Problem statement =>
Reproduce all of the data exactly.

Provided information =>
☆ ☆ ☆ ☆ ☆ ☆ ☆
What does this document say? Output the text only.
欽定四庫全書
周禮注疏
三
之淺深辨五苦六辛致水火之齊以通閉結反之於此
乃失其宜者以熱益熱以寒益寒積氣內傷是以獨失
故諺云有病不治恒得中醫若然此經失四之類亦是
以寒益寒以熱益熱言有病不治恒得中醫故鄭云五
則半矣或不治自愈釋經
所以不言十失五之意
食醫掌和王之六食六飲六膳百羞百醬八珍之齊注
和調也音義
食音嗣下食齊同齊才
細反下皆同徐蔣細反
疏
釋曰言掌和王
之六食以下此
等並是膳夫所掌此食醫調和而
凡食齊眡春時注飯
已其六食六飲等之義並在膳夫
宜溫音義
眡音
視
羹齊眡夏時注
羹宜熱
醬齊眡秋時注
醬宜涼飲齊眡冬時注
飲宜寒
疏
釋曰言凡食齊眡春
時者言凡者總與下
☆ ☆ ☆ ☆ ☆ ☆ ☆
Result of this exercise =>
What does this document say? Output the text only.
欽定四庫全書
周禮注疏
三
之淺深辨五苦六辛致水火之齊以通閉結反之於此
乃失其宜者以熱益熱以寒益寒積氣內傷是以獨失
故諺云有病不治恒得中醫若然此經失四之類亦是
以寒益寒以熱益熱言有病不治恒得中醫故鄭云五
則半矣或不治自愈釋經
所以不言十失五之意
食醫掌和王之六食六飲六膳百羞百醬八珍之齊注
和調也音義
食音嗣下食齊同齊才
細反下皆同徐蔣細反
疏
釋曰言掌和王
之六食以下此
等並是膳夫所掌此食醫調和而
凡食齊眡春時注飯
已其六食六飲等之義並在膳夫
宜溫音義
眡音
視
羹齊眡夏時注
羹宜熱
醬齊眡秋時注
醬宜涼飲齊眡冬時注
飲宜寒
疏
釋曰言凡食齊眡春
時者言凡者總與下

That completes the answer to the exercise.